§ **WORK INSTRUCTIONS**
Copy the records below exactly, leaving out any pictures.

§ **EXERCISE INPUT**
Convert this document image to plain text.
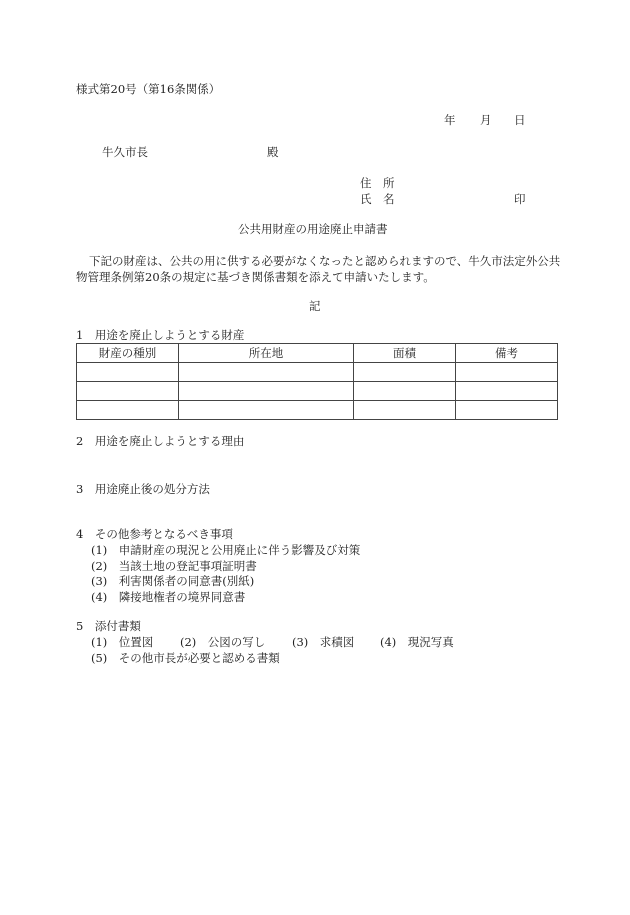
様式第20号（第16条関係）
年 月 日
牛久市長	殿
住　所
氏　名	印
公共用財産の用途廃止申請書
下記の財産は、公共の用に供する必要がなくなったと認められますので、牛久市法定外公共物管理条例第20条の規定に基づき関係書類を添えて申請いたします。
記
1　用途を廃止しようとする財産
財産の種別	所在地	面積	備考

2　用途を廃止しようとする理由
3　用途廃止後の処分方法
4　その他参考となるべき事項
(1)　申請財産の現況と公用廃止に伴う影響及び対策
(2)　当該土地の登記事項証明書
(3)　利害関係者の同意書(別紙)
(4)　隣接地権者の境界同意書
5　添付書類
(1)　位置図 (2)　公図の写し (3)　求積図 (4)　現況写真
(5)　その他市長が必要と認める書類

§ **WRITTEN RESPONSE**
Convert this document image to plain text.
様式第20号（第16条関係）
年 月 日
牛久市長	殿
住　所
氏　名	印
公共用財産の用途廃止申請書
下記の財産は、公共の用に供する必要がなくなったと認められますので、牛久市法定外公共物管理条例第20条の規定に基づき関係書類を添えて申請いたします。
記
1　用途を廃止しようとする財産
財産の種別	所在地	面積	備考

2　用途を廃止しようとする理由
3　用途廃止後の処分方法
4　その他参考となるべき事項
(1)　申請財産の現況と公用廃止に伴う影響及び対策
(2)　当該土地の登記事項証明書
(3)　利害関係者の同意書(別紙)
(4)　隣接地権者の境界同意書
5　添付書類
(1)　位置図 (2)　公図の写し (3)　求積図 (4)　現況写真
(5)　その他市長が必要と認める書類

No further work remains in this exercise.